***** RECORDS TO PROCESS *****

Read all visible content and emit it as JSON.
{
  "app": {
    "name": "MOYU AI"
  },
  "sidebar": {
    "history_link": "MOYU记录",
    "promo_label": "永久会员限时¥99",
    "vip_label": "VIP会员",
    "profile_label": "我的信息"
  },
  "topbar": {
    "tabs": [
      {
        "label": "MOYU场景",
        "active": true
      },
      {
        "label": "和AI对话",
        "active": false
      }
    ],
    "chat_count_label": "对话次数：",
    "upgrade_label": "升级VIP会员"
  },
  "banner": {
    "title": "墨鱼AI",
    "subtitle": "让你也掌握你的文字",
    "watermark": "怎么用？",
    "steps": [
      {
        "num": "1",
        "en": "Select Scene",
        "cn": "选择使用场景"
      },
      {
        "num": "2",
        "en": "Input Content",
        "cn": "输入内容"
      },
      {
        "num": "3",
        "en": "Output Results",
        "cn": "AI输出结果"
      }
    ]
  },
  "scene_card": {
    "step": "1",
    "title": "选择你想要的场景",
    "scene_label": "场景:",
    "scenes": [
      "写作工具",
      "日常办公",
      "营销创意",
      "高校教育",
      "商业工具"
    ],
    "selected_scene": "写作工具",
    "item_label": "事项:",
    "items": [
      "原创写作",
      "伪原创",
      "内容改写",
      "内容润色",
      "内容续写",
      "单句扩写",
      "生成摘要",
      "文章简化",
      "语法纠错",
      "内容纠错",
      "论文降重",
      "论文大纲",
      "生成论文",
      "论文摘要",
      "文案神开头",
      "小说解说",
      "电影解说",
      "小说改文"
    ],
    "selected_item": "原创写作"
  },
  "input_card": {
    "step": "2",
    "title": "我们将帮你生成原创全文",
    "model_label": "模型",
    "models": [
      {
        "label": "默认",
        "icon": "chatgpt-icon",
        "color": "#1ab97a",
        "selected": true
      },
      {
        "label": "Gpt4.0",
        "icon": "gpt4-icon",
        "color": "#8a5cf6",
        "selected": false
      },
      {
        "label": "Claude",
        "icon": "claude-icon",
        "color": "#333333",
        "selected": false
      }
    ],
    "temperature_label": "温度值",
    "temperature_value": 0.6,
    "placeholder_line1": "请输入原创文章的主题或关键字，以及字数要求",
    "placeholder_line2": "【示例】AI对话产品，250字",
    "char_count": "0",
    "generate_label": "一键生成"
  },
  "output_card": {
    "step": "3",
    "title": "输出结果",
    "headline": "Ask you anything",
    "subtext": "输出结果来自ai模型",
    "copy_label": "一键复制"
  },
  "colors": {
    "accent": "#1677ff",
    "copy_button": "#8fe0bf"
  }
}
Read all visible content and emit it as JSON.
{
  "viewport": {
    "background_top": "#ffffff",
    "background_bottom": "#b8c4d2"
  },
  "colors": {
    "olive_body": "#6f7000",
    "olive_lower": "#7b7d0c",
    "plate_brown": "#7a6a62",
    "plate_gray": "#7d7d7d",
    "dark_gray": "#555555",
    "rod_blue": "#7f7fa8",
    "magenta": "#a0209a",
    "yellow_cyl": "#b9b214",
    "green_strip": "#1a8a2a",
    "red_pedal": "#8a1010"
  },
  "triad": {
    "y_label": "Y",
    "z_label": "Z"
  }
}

*****

### EXERCISE DESCRIPTION
Reproduce all of the material above word for word.

### ANSWER IN FULL
Read all visible content and emit it as JSON.
{
  "app": {
    "name": "MOYU AI"
  },
  "sidebar": {
    "history_link": "MOYU记录",
    "promo_label": "永久会员限时¥99",
    "vip_label": "VIP会员",
    "profile_label": "我的信息"
  },
  "topbar": {
    "tabs": [
      {
        "label": "MOYU场景",
        "active": true
      },
      {
        "label": "和AI对话",
        "active": false
      }
    ],
    "chat_count_label": "对话次数：",
    "upgrade_label": "升级VIP会员"
  },
  "banner": {
    "title": "墨鱼AI",
    "subtitle": "让你也掌握你的文字",
    "watermark": "怎么用？",
    "steps": [
      {
        "num": "1",
        "en": "Select Scene",
        "cn": "选择使用场景"
      },
      {
        "num": "2",
        "en": "Input Content",
        "cn": "输入内容"
      },
      {
        "num": "3",
        "en": "Output Results",
        "cn": "AI输出结果"
      }
    ]
  },
  "scene_card": {
    "step": "1",
    "title": "选择你想要的场景",
    "scene_label": "场景:",
    "scenes": [
      "写作工具",
      "日常办公",
      "营销创意",
      "高校教育",
      "商业工具"
    ],
    "selected_scene": "写作工具",
    "item_label": "事项:",
    "items": [
      "原创写作",
      "伪原创",
      "内容改写",
      "内容润色",
      "内容续写",
      "单句扩写",
      "生成摘要",
      "文章简化",
      "语法纠错",
      "内容纠错",
      "论文降重",
      "论文大纲",
      "生成论文",
      "论文摘要",
      "文案神开头",
      "小说解说",
      "电影解说",
      "小说改文"
    ],
    "selected_item": "原创写作"
  },
  "input_card": {
    "step": "2",
    "title": "我们将帮你生成原创全文",
    "model_label": "模型",
    "models": [
      {
        "label": "默认",
        "icon": "chatgpt-icon",
        "color": "#1ab97a",
        "selected": true
      },
      {
        "label": "Gpt4.0",
        "icon": "gpt4-icon",
        "color": "#8a5cf6",
        "selected": false
      },
      {
        "label": "Claude",
        "icon": "claude-icon",
        "color": "#333333",
        "selected": false
      }
    ],
    "temperature_label": "温度值",
    "temperature_value": 0.6,
    "placeholder_line1": "请输入原创文章的主题或关键字，以及字数要求",
    "placeholder_line2": "【示例】AI对话产品，250字",
    "char_count": "0",
    "generate_label": "一键生成"
  },
  "output_card": {
    "step": "3",
    "title": "输出结果",
    "headline": "Ask you anything",
    "subtext": "输出结果来自ai模型",
    "copy_label": "一键复制"
  },
  "colors": {
    "accent": "#1677ff",
    "copy_button": "#8fe0bf"
  }
}
Read all visible content and emit it as JSON.
{
  "viewport": {
    "background_top": "#ffffff",
    "background_bottom": "#b8c4d2"
  },
  "colors": {
    "olive_body": "#6f7000",
    "olive_lower": "#7b7d0c",
    "plate_brown": "#7a6a62",
    "plate_gray": "#7d7d7d",
    "dark_gray": "#555555",
    "rod_blue": "#7f7fa8",
    "magenta": "#a0209a",
    "yellow_cyl": "#b9b214",
    "green_strip": "#1a8a2a",
    "red_pedal": "#8a1010"
  },
  "triad": {
    "y_label": "Y",
    "z_label": "Z"
  }
}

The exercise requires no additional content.